— START Dataset rows —

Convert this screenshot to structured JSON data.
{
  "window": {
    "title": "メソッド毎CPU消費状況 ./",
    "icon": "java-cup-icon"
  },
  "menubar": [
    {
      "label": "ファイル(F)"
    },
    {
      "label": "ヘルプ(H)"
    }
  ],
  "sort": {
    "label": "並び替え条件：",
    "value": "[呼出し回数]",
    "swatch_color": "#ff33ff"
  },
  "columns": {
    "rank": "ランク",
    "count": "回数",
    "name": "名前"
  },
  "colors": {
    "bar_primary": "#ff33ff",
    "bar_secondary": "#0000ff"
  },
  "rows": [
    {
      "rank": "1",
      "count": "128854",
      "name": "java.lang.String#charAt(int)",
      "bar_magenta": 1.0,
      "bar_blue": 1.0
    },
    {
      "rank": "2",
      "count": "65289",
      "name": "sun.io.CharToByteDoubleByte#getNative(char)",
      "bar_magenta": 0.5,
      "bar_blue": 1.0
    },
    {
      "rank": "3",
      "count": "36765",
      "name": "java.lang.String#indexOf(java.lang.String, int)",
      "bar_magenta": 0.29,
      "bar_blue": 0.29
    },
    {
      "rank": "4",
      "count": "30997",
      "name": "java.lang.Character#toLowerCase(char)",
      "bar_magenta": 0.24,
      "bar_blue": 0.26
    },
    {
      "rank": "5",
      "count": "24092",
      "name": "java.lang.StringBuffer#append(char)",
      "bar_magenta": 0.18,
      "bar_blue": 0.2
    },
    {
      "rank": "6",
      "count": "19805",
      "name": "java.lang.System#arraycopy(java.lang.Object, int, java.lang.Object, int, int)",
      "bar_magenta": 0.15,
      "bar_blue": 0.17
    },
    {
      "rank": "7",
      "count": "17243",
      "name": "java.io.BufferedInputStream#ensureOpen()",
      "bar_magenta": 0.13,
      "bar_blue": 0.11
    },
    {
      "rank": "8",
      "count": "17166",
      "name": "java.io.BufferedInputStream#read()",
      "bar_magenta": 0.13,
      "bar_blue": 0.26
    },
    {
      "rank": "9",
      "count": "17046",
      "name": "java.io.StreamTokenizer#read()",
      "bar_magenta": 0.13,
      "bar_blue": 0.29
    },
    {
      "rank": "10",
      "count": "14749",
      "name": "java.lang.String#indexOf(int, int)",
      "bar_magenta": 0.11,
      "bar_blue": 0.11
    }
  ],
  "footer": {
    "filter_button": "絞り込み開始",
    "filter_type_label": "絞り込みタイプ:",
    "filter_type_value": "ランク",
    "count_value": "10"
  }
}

— END Dataset rows —

- [Written instruction]: Find the lines containing "rank" and pull them out.

- [Correct result]:
    "rank": "ランク",
      "rank": "1",
      "rank": "2",
      "rank": "3",
      "rank": "4",
      "rank": "5",
      "rank": "6",
      "rank": "7",
      "rank": "8",
      "rank": "9",
      "rank": "10",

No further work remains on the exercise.